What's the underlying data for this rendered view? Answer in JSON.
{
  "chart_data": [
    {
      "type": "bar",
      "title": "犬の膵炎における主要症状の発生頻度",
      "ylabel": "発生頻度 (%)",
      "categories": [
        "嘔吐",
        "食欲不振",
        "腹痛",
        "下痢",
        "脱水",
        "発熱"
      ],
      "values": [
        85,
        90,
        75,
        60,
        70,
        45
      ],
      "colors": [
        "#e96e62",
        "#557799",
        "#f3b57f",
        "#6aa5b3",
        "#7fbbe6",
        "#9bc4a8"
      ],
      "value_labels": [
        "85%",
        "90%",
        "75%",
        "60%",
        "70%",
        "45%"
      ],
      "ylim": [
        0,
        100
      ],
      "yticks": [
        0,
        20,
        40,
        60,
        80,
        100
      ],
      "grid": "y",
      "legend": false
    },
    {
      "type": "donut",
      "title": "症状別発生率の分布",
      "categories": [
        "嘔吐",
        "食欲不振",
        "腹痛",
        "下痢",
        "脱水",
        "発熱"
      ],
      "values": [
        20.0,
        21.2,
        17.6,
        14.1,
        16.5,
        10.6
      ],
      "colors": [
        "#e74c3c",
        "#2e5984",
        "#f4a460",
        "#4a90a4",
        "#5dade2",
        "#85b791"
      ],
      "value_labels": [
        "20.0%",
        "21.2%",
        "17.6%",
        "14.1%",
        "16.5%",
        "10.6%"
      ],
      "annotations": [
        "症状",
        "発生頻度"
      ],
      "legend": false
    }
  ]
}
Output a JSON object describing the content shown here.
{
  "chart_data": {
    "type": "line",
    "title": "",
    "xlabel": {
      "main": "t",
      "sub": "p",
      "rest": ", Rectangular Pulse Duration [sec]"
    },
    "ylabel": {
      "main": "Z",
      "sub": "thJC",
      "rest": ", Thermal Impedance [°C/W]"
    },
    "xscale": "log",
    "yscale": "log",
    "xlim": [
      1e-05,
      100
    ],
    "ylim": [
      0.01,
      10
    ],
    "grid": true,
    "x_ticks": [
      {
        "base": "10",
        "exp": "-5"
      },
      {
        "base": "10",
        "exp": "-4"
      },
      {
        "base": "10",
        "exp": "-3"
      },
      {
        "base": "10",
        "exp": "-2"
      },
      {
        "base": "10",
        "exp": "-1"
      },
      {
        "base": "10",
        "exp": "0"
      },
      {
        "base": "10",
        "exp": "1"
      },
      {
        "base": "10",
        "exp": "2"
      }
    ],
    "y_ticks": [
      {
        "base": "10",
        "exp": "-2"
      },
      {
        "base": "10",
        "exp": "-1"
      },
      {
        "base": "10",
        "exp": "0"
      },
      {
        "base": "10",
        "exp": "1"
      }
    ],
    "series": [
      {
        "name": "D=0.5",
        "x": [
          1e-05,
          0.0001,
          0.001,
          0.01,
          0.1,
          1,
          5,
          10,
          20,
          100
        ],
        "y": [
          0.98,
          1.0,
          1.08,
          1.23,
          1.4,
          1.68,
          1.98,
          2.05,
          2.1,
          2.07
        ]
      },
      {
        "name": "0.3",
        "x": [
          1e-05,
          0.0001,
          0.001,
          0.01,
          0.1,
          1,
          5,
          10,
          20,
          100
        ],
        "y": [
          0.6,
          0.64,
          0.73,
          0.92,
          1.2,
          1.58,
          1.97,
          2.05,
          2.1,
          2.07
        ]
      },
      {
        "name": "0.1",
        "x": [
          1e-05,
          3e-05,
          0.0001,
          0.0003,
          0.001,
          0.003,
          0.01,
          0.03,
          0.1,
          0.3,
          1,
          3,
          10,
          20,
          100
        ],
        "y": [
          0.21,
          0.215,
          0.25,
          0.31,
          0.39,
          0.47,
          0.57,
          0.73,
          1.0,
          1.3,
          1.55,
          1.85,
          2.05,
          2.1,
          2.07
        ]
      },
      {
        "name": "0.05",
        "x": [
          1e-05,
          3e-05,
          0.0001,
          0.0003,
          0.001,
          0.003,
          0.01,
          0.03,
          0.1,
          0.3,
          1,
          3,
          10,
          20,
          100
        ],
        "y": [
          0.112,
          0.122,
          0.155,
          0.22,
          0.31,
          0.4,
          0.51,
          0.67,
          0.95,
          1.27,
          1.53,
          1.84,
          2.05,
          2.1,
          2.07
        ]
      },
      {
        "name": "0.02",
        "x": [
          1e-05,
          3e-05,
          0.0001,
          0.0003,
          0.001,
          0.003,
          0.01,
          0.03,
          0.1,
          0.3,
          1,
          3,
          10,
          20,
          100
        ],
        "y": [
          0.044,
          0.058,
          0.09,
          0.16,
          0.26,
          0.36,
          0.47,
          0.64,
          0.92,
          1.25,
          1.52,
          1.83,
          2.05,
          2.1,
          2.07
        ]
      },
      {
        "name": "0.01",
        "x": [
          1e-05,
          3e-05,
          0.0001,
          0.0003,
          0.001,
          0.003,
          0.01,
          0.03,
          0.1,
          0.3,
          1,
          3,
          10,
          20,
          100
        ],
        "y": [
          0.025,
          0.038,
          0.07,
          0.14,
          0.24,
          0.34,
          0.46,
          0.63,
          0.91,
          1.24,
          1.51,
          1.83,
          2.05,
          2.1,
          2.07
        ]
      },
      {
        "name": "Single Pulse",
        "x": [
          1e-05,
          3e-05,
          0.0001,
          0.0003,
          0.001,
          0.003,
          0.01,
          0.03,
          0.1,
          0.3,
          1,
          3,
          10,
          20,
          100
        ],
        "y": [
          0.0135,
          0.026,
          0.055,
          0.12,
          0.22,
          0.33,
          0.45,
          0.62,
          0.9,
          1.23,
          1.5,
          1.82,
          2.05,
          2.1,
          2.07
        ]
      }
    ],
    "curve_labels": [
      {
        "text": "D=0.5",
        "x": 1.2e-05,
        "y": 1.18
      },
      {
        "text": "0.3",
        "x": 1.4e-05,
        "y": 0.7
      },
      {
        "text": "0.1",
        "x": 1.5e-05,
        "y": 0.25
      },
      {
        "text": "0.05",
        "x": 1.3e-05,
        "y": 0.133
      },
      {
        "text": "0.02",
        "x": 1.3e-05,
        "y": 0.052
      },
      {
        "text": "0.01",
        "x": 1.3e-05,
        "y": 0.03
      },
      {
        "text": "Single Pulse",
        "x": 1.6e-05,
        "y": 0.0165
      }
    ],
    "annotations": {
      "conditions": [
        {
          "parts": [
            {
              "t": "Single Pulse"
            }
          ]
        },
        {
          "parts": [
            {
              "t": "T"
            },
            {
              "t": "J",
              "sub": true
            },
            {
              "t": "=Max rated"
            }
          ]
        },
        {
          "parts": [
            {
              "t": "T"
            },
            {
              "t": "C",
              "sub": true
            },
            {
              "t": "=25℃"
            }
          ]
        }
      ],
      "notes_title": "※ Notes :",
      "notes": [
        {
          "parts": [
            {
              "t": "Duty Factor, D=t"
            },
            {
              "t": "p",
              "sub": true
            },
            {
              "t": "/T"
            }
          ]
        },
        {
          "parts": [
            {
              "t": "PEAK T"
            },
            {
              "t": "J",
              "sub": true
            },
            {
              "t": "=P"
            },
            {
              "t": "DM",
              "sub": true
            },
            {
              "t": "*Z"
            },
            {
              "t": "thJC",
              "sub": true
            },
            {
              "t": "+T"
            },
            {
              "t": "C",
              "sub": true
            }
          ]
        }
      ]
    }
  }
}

§ The exercise
Extract every line that has the string "name" in it.

§ Response
        "name": "D=0.5",
        "name": "0.3",
        "name": "0.1",
        "name": "0.05",
        "name": "0.02",
        "name": "0.01",
        "name": "Single Pulse",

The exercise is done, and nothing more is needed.